## BEGIN The records

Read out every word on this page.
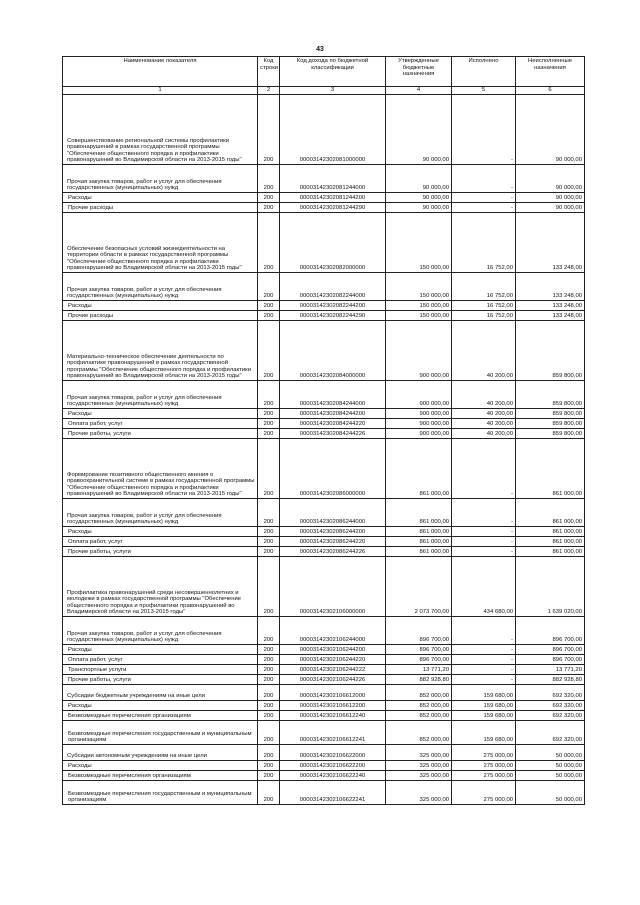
43
Наименование показателя	Код строки	Код дохода по бюджетной классификации	Утвержденные бюджетные назначения	Исполнено	Неисполненные назначения
1	2	3	4	5	6
Совершенствование региональной системы профилактики правонарушений в рамках государственной программы "Обеспечение общественного порядка и профилактики правонарушений во Владимирской области на 2013-2015 годы"	200	00003142302081000000	90 000,00	-	90 000,00
Прочая закупка товаров, работ и услуг для обеспечения государственных (муниципальных) нужд	200	00003142302081244000	90 000,00	-	90 000,00
Расходы	200	00003142302081244200	90 000,00	-	90 000,00
Прочие расходы	200	00003142302081244290	90 000,00	-	90 000,00
Обеспечение безопасных условий жизнедеятельности на территории области в рамках государственной программы "Обеспечение общественного порядка и профилактики правонарушений во Владимирской области на 2013-2015 годы"	200	00003142302082000000	150 000,00	16 752,00	133 248,00
Прочая закупка товаров, работ и услуг для обеспечения государственных (муниципальных) нужд	200	00003142302082244000	150 000,00	16 752,00	133 248,00
Расходы	200	00003142302082244200	150 000,00	16 752,00	133 248,00
Прочие расходы	200	00003142302082244290	150 000,00	16 752,00	133 248,00
Материально-техническое обеспечение деятельности по профилактике правонарушений в рамках государственной программы "Обеспечение общественного порядка и профилактики правонарушений во Владимирской области на 2013-2015 годы"	200	00003142302084000000	900 000,00	40 200,00	859 800,00
Прочая закупка товаров, работ и услуг для обеспечения государственных (муниципальных) нужд	200	00003142302084244000	900 000,00	40 200,00	859 800,00
Расходы	200	00003142302084244200	900 000,00	40 200,00	859 800,00
Оплата работ, услуг	200	00003142302084244220	900 000,00	40 200,00	859 800,00
Прочие работы, услуги	200	00003142302084244226	900 000,00	40 200,00	859 800,00
Формирование позитивного общественного мнения о правоохранительной системе в рамках государственной программы "Обеспечение общественного порядка и профилактики правонарушений во Владимирской области на 2013-2015 годы"	200	00003142302086000000	861 000,00	-	861 000,00
Прочая закупка товаров, работ и услуг для обеспечения государственных (муниципальных) нужд	200	00003142302086244000	861 000,00	-	861 000,00
Расходы	200	00003142302086244200	861 000,00	-	861 000,00
Оплата работ, услуг	200	00003142302086244220	861 000,00	-	861 000,00
Прочие работы, услуги	200	00003142302086244226	861 000,00	-	861 000,00
Профилактика правонарушений среди несовершеннолетних и молодежи в рамках государственной программы "Обеспечение общественного порядка и профилактики правонарушений во Владимирской области на 2013-2015 годы"	200	00003142302106000000	2 073 700,00	434 680,00	1 639 020,00
Прочая закупка товаров, работ и услуг для обеспечения государственных (муниципальных) нужд	200	00003142302106244000	896 700,00	-	896 700,00
Расходы	200	00003142302106244200	896 700,00	-	896 700,00
Оплата работ, услуг	200	00003142302106244220	896 700,00	-	896 700,00
Транспортные услуги	200	00003142302106244222	13 771,20	-	13 771,20
Прочие работы, услуги	200	00003142302106244226	882 928,80	-	882 928,80
Субсидии бюджетным учреждениям на иные цели	200	00003142302106612000	852 000,00	159 680,00	692 320,00
Расходы	200	00003142302106612200	852 000,00	159 680,00	692 320,00
Безвозмездные перечисления организациям	200	00003142302106612240	852 000,00	159 680,00	692 320,00
Безвозмездные перечисления государственным и муниципальным организациям	200	00003142302106612241	852 000,00	159 680,00	692 320,00
Субсидии автономным учреждениям на иные цели	200	00003142302106622000	325 000,00	275 000,00	50 000,00
Расходы	200	00003142302106622200	325 000,00	275 000,00	50 000,00
Безвозмездные перечисления организациям	200	00003142302106622240	325 000,00	275 000,00	50 000,00
Безвозмездные перечисления государственным и муниципальным организациям	200	00003142302106622241	325 000,00	275 000,00	50 000,00
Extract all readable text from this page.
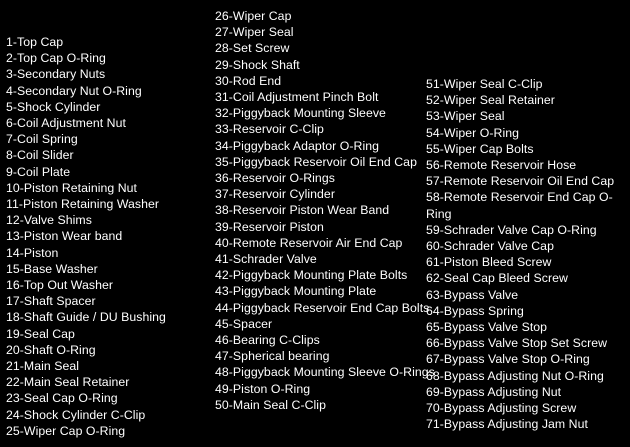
1-Top Cap
2-Top Cap O-Ring
3-Secondary Nuts
4-Secondary Nut O-Ring
5-Shock Cylinder
6-Coil Adjustment Nut
7-Coil Spring
8-Coil Slider
9-Coil Plate
10-Piston Retaining Nut
11-Piston Retaining Washer
12-Valve Shims
13-Piston Wear band
14-Piston
15-Base Washer
16-Top Out Washer
17-Shaft Spacer
18-Shaft Guide / DU Bushing
19-Seal Cap
20-Shaft O-Ring
21-Main Seal
22-Main Seal Retainer
23-Seal Cap O-Ring
24-Shock Cylinder C-Clip
25-Wiper Cap O-Ring
26-Wiper Cap
27-Wiper Seal
28-Set Screw
29-Shock Shaft
30-Rod End
31-Coil Adjustment Pinch Bolt
32-Piggyback Mounting Sleeve
33-Reservoir C-Clip
34-Piggyback Adaptor O-Ring
35-Piggyback Reservoir Oil End Cap
36-Reservoir O-Rings
37-Reservoir Cylinder
38-Reservoir Piston Wear Band
39-Reservoir Piston
40-Remote Reservoir Air End Cap
41-Schrader Valve
42-Piggyback Mounting Plate Bolts
43-Piggyback Mounting Plate
44-Piggyback Reservoir End Cap Bolts
45-Spacer
46-Bearing C-Clips
47-Spherical bearing
48-Piggyback Mounting Sleeve O-Rings
49-Piston O-Ring
50-Main Seal C-Clip
51-Wiper Seal C-Clip
52-Wiper Seal Retainer
53-Wiper Seal
54-Wiper O-Ring
55-Wiper Cap Bolts
56-Remote Reservoir Hose
57-Remote Reservoir Oil End Cap
58-Remote Reservoir End Cap O-Ring
59-Schrader Valve Cap O-Ring
60-Schrader Valve Cap
61-Piston Bleed Screw
62-Seal Cap Bleed Screw
63-Bypass Valve
64-Bypass Spring
65-Bypass Valve Stop
66-Bypass Valve Stop Set Screw
67-Bypass Valve Stop O-Ring
68-Bypass Adjusting Nut O-Ring
69-Bypass Adjusting Nut
70-Bypass Adjusting Screw
71-Bypass Adjusting Jam Nut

## END The records

Stated problem >> Reproduce every line above as written, skipping pictures.

Output of the task >>
Read out every word on this page.
43
Наименование показателя	Код строки	Код дохода по бюджетной классификации	Утвержденные бюджетные назначения	Исполнено	Неисполненные назначения
1	2	3	4	5	6
Совершенствование региональной системы профилактики правонарушений в рамках государственной программы "Обеспечение общественного порядка и профилактики правонарушений во Владимирской области на 2013-2015 годы"	200	00003142302081000000	90 000,00	-	90 000,00
Прочая закупка товаров, работ и услуг для обеспечения государственных (муниципальных) нужд	200	00003142302081244000	90 000,00	-	90 000,00
Расходы	200	00003142302081244200	90 000,00	-	90 000,00
Прочие расходы	200	00003142302081244290	90 000,00	-	90 000,00
Обеспечение безопасных условий жизнедеятельности на территории области в рамках государственной программы "Обеспечение общественного порядка и профилактики правонарушений во Владимирской области на 2013-2015 годы"	200	00003142302082000000	150 000,00	16 752,00	133 248,00
Прочая закупка товаров, работ и услуг для обеспечения государственных (муниципальных) нужд	200	00003142302082244000	150 000,00	16 752,00	133 248,00
Расходы	200	00003142302082244200	150 000,00	16 752,00	133 248,00
Прочие расходы	200	00003142302082244290	150 000,00	16 752,00	133 248,00
Материально-техническое обеспечение деятельности по профилактике правонарушений в рамках государственной программы "Обеспечение общественного порядка и профилактики правонарушений во Владимирской области на 2013-2015 годы"	200	00003142302084000000	900 000,00	40 200,00	859 800,00
Прочая закупка товаров, работ и услуг для обеспечения государственных (муниципальных) нужд	200	00003142302084244000	900 000,00	40 200,00	859 800,00
Расходы	200	00003142302084244200	900 000,00	40 200,00	859 800,00
Оплата работ, услуг	200	00003142302084244220	900 000,00	40 200,00	859 800,00
Прочие работы, услуги	200	00003142302084244226	900 000,00	40 200,00	859 800,00
Формирование позитивного общественного мнения о правоохранительной системе в рамках государственной программы "Обеспечение общественного порядка и профилактики правонарушений во Владимирской области на 2013-2015 годы"	200	00003142302086000000	861 000,00	-	861 000,00
Прочая закупка товаров, работ и услуг для обеспечения государственных (муниципальных) нужд	200	00003142302086244000	861 000,00	-	861 000,00
Расходы	200	00003142302086244200	861 000,00	-	861 000,00
Оплата работ, услуг	200	00003142302086244220	861 000,00	-	861 000,00
Прочие работы, услуги	200	00003142302086244226	861 000,00	-	861 000,00
Профилактика правонарушений среди несовершеннолетних и молодежи в рамках государственной программы "Обеспечение общественного порядка и профилактики правонарушений во Владимирской области на 2013-2015 годы"	200	00003142302106000000	2 073 700,00	434 680,00	1 639 020,00
Прочая закупка товаров, работ и услуг для обеспечения государственных (муниципальных) нужд	200	00003142302106244000	896 700,00	-	896 700,00
Расходы	200	00003142302106244200	896 700,00	-	896 700,00
Оплата работ, услуг	200	00003142302106244220	896 700,00	-	896 700,00
Транспортные услуги	200	00003142302106244222	13 771,20	-	13 771,20
Прочие работы, услуги	200	00003142302106244226	882 928,80	-	882 928,80
Субсидии бюджетным учреждениям на иные цели	200	00003142302106612000	852 000,00	159 680,00	692 320,00
Расходы	200	00003142302106612200	852 000,00	159 680,00	692 320,00
Безвозмездные перечисления организациям	200	00003142302106612240	852 000,00	159 680,00	692 320,00
Безвозмездные перечисления государственным и муниципальным организациям	200	00003142302106612241	852 000,00	159 680,00	692 320,00
Субсидии автономным учреждениям на иные цели	200	00003142302106622000	325 000,00	275 000,00	50 000,00
Расходы	200	00003142302106622200	325 000,00	275 000,00	50 000,00
Безвозмездные перечисления организациям	200	00003142302106622240	325 000,00	275 000,00	50 000,00
Безвозмездные перечисления государственным и муниципальным организациям	200	00003142302106622241	325 000,00	275 000,00	50 000,00
Extract all readable text from this page.
1-Top Cap
2-Top Cap O-Ring
3-Secondary Nuts
4-Secondary Nut O-Ring
5-Shock Cylinder
6-Coil Adjustment Nut
7-Coil Spring
8-Coil Slider
9-Coil Plate
10-Piston Retaining Nut
11-Piston Retaining Washer
12-Valve Shims
13-Piston Wear band
14-Piston
15-Base Washer
16-Top Out Washer
17-Shaft Spacer
18-Shaft Guide / DU Bushing
19-Seal Cap
20-Shaft O-Ring
21-Main Seal
22-Main Seal Retainer
23-Seal Cap O-Ring
24-Shock Cylinder C-Clip
25-Wiper Cap O-Ring
26-Wiper Cap
27-Wiper Seal
28-Set Screw
29-Shock Shaft
30-Rod End
31-Coil Adjustment Pinch Bolt
32-Piggyback Mounting Sleeve
33-Reservoir C-Clip
34-Piggyback Adaptor O-Ring
35-Piggyback Reservoir Oil End Cap
36-Reservoir O-Rings
37-Reservoir Cylinder
38-Reservoir Piston Wear Band
39-Reservoir Piston
40-Remote Reservoir Air End Cap
41-Schrader Valve
42-Piggyback Mounting Plate Bolts
43-Piggyback Mounting Plate
44-Piggyback Reservoir End Cap Bolts
45-Spacer
46-Bearing C-Clips
47-Spherical bearing
48-Piggyback Mounting Sleeve O-Rings
49-Piston O-Ring
50-Main Seal C-Clip
51-Wiper Seal C-Clip
52-Wiper Seal Retainer
53-Wiper Seal
54-Wiper O-Ring
55-Wiper Cap Bolts
56-Remote Reservoir Hose
57-Remote Reservoir Oil End Cap
58-Remote Reservoir End Cap O-Ring
59-Schrader Valve Cap O-Ring
60-Schrader Valve Cap
61-Piston Bleed Screw
62-Seal Cap Bleed Screw
63-Bypass Valve
64-Bypass Spring
65-Bypass Valve Stop
66-Bypass Valve Stop Set Screw
67-Bypass Valve Stop O-Ring
68-Bypass Adjusting Nut O-Ring
69-Bypass Adjusting Nut
70-Bypass Adjusting Screw
71-Bypass Adjusting Jam Nut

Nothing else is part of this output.